# Task statement
Copy all the material that follows, keeping every character the same.

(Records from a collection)
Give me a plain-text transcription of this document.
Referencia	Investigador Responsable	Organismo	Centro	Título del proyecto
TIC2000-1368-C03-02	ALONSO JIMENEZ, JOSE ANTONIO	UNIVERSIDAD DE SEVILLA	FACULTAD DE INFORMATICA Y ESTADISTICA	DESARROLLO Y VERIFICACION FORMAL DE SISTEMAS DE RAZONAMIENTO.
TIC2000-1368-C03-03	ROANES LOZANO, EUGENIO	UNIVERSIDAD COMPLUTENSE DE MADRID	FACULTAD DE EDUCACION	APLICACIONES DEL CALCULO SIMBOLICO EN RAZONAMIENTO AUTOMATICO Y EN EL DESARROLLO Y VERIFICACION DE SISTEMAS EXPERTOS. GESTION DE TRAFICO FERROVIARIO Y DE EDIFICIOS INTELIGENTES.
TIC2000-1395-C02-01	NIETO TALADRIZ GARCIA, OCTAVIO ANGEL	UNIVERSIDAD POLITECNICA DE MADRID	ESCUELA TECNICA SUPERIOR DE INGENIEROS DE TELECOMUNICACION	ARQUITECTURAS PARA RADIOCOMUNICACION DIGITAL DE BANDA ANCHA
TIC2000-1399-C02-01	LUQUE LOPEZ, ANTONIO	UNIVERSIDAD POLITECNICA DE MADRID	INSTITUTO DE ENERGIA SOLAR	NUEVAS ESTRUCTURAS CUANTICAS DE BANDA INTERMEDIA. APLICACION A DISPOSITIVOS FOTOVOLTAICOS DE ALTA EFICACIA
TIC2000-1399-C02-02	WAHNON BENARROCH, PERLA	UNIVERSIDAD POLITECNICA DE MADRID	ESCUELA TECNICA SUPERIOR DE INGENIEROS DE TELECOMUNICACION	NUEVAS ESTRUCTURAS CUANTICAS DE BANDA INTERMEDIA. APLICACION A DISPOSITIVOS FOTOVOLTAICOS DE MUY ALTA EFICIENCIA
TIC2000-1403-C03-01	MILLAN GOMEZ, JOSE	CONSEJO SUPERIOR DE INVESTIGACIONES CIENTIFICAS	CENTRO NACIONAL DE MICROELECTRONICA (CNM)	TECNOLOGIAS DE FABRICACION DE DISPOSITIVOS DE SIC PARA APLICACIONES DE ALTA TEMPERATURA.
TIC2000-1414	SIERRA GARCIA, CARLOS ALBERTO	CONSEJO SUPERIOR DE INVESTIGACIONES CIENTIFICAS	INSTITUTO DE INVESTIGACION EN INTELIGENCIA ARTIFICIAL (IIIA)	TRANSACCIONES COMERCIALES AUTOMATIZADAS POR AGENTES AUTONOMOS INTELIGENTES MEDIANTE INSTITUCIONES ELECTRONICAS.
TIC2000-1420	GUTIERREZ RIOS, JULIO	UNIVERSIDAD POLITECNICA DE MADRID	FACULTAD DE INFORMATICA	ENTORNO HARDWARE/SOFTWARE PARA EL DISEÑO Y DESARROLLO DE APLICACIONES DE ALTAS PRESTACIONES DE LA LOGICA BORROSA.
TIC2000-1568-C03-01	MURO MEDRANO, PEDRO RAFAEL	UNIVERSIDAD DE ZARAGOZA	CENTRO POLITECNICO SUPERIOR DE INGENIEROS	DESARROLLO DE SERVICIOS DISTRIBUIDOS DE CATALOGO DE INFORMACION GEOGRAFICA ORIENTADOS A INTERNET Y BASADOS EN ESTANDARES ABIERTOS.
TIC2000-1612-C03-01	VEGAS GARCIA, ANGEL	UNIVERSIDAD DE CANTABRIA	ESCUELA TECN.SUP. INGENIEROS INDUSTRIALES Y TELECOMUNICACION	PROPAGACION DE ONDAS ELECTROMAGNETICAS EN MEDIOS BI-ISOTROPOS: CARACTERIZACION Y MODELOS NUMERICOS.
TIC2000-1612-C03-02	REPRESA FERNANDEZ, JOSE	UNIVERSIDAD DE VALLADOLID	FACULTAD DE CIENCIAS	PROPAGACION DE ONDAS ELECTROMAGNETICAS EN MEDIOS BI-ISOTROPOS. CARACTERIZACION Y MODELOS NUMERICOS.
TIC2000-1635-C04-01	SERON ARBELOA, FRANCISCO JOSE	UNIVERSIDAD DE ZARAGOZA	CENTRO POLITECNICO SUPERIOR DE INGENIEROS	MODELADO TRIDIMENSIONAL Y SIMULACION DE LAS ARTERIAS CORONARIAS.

# Task result
Give me a plain-text transcription of this document.
Referencia	Investigador Responsable	Organismo	Centro	Título del proyecto
TIC2000-1368-C03-02	ALONSO JIMENEZ, JOSE ANTONIO	UNIVERSIDAD DE SEVILLA	FACULTAD DE INFORMATICA Y ESTADISTICA	DESARROLLO Y VERIFICACION FORMAL DE SISTEMAS DE RAZONAMIENTO.
TIC2000-1368-C03-03	ROANES LOZANO, EUGENIO	UNIVERSIDAD COMPLUTENSE DE MADRID	FACULTAD DE EDUCACION	APLICACIONES DEL CALCULO SIMBOLICO EN RAZONAMIENTO AUTOMATICO Y EN EL DESARROLLO Y VERIFICACION DE SISTEMAS EXPERTOS. GESTION DE TRAFICO FERROVIARIO Y DE EDIFICIOS INTELIGENTES.
TIC2000-1395-C02-01	NIETO TALADRIZ GARCIA, OCTAVIO ANGEL	UNIVERSIDAD POLITECNICA DE MADRID	ESCUELA TECNICA SUPERIOR DE INGENIEROS DE TELECOMUNICACION	ARQUITECTURAS PARA RADIOCOMUNICACION DIGITAL DE BANDA ANCHA
TIC2000-1399-C02-01	LUQUE LOPEZ, ANTONIO	UNIVERSIDAD POLITECNICA DE MADRID	INSTITUTO DE ENERGIA SOLAR	NUEVAS ESTRUCTURAS CUANTICAS DE BANDA INTERMEDIA. APLICACION A DISPOSITIVOS FOTOVOLTAICOS DE ALTA EFICACIA
TIC2000-1399-C02-02	WAHNON BENARROCH, PERLA	UNIVERSIDAD POLITECNICA DE MADRID	ESCUELA TECNICA SUPERIOR DE INGENIEROS DE TELECOMUNICACION	NUEVAS ESTRUCTURAS CUANTICAS DE BANDA INTERMEDIA. APLICACION A DISPOSITIVOS FOTOVOLTAICOS DE MUY ALTA EFICIENCIA
TIC2000-1403-C03-01	MILLAN GOMEZ, JOSE	CONSEJO SUPERIOR DE INVESTIGACIONES CIENTIFICAS	CENTRO NACIONAL DE MICROELECTRONICA (CNM)	TECNOLOGIAS DE FABRICACION DE DISPOSITIVOS DE SIC PARA APLICACIONES DE ALTA TEMPERATURA.
TIC2000-1414	SIERRA GARCIA, CARLOS ALBERTO	CONSEJO SUPERIOR DE INVESTIGACIONES CIENTIFICAS	INSTITUTO DE INVESTIGACION EN INTELIGENCIA ARTIFICIAL (IIIA)	TRANSACCIONES COMERCIALES AUTOMATIZADAS POR AGENTES AUTONOMOS INTELIGENTES MEDIANTE INSTITUCIONES ELECTRONICAS.
TIC2000-1420	GUTIERREZ RIOS, JULIO	UNIVERSIDAD POLITECNICA DE MADRID	FACULTAD DE INFORMATICA	ENTORNO HARDWARE/SOFTWARE PARA EL DISEÑO Y DESARROLLO DE APLICACIONES DE ALTAS PRESTACIONES DE LA LOGICA BORROSA.
TIC2000-1568-C03-01	MURO MEDRANO, PEDRO RAFAEL	UNIVERSIDAD DE ZARAGOZA	CENTRO POLITECNICO SUPERIOR DE INGENIEROS	DESARROLLO DE SERVICIOS DISTRIBUIDOS DE CATALOGO DE INFORMACION GEOGRAFICA ORIENTADOS A INTERNET Y BASADOS EN ESTANDARES ABIERTOS.
TIC2000-1612-C03-01	VEGAS GARCIA, ANGEL	UNIVERSIDAD DE CANTABRIA	ESCUELA TECN.SUP. INGENIEROS INDUSTRIALES Y TELECOMUNICACION	PROPAGACION DE ONDAS ELECTROMAGNETICAS EN MEDIOS BI-ISOTROPOS: CARACTERIZACION Y MODELOS NUMERICOS.
TIC2000-1612-C03-02	REPRESA FERNANDEZ, JOSE	UNIVERSIDAD DE VALLADOLID	FACULTAD DE CIENCIAS	PROPAGACION DE ONDAS ELECTROMAGNETICAS EN MEDIOS BI-ISOTROPOS. CARACTERIZACION Y MODELOS NUMERICOS.
TIC2000-1635-C04-01	SERON ARBELOA, FRANCISCO JOSE	UNIVERSIDAD DE ZARAGOZA	CENTRO POLITECNICO SUPERIOR DE INGENIEROS	MODELADO TRIDIMENSIONAL Y SIMULACION DE LAS ARTERIAS CORONARIAS.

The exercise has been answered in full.